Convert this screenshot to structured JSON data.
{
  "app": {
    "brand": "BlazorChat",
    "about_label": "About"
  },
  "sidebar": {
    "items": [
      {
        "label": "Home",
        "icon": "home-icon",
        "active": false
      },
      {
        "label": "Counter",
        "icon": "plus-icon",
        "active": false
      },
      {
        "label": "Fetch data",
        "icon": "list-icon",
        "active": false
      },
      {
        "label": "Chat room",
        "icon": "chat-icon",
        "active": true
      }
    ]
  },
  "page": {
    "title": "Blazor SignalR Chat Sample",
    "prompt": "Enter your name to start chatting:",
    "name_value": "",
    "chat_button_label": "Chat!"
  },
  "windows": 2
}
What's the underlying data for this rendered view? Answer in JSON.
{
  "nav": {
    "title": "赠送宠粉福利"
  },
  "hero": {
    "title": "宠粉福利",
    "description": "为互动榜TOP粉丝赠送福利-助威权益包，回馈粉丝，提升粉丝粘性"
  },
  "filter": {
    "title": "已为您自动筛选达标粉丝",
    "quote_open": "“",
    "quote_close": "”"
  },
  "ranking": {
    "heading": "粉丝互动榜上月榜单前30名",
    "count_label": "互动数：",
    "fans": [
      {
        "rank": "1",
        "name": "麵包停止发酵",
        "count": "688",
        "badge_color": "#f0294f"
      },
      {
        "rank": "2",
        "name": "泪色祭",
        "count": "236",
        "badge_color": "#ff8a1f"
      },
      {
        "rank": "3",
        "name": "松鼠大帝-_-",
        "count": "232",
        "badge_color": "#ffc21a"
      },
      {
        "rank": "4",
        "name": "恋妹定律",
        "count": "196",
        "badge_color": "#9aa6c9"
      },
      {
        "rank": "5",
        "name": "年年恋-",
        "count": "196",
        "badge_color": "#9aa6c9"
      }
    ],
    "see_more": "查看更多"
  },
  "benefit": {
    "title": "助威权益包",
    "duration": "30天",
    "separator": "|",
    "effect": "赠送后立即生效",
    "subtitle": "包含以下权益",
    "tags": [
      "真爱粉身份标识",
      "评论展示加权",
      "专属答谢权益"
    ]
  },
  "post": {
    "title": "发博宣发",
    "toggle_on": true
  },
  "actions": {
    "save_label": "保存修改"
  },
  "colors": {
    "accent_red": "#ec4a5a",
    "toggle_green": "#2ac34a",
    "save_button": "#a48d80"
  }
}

▶ [Problem] Make an exact copy of every line from the one with "What's the underlying" to the end of the data, with the first and last of those lines included.

▶ [Task solution]
What's the underlying data for this rendered view? Answer in JSON.
{
  "nav": {
    "title": "赠送宠粉福利"
  },
  "hero": {
    "title": "宠粉福利",
    "description": "为互动榜TOP粉丝赠送福利-助威权益包，回馈粉丝，提升粉丝粘性"
  },
  "filter": {
    "title": "已为您自动筛选达标粉丝",
    "quote_open": "“",
    "quote_close": "”"
  },
  "ranking": {
    "heading": "粉丝互动榜上月榜单前30名",
    "count_label": "互动数：",
    "fans": [
      {
        "rank": "1",
        "name": "麵包停止发酵",
        "count": "688",
        "badge_color": "#f0294f"
      },
      {
        "rank": "2",
        "name": "泪色祭",
        "count": "236",
        "badge_color": "#ff8a1f"
      },
      {
        "rank": "3",
        "name": "松鼠大帝-_-",
        "count": "232",
        "badge_color": "#ffc21a"
      },
      {
        "rank": "4",
        "name": "恋妹定律",
        "count": "196",
        "badge_color": "#9aa6c9"
      },
      {
        "rank": "5",
        "name": "年年恋-",
        "count": "196",
        "badge_color": "#9aa6c9"
      }
    ],
    "see_more": "查看更多"
  },
  "benefit": {
    "title": "助威权益包",
    "duration": "30天",
    "separator": "|",
    "effect": "赠送后立即生效",
    "subtitle": "包含以下权益",
    "tags": [
      "真爱粉身份标识",
      "评论展示加权",
      "专属答谢权益"
    ]
  },
  "post": {
    "title": "发博宣发",
    "toggle_on": true
  },
  "actions": {
    "save_label": "保存修改"
  },
  "colors": {
    "accent_red": "#ec4a5a",
    "toggle_green": "#2ac34a",
    "save_button": "#a48d80"
  }
}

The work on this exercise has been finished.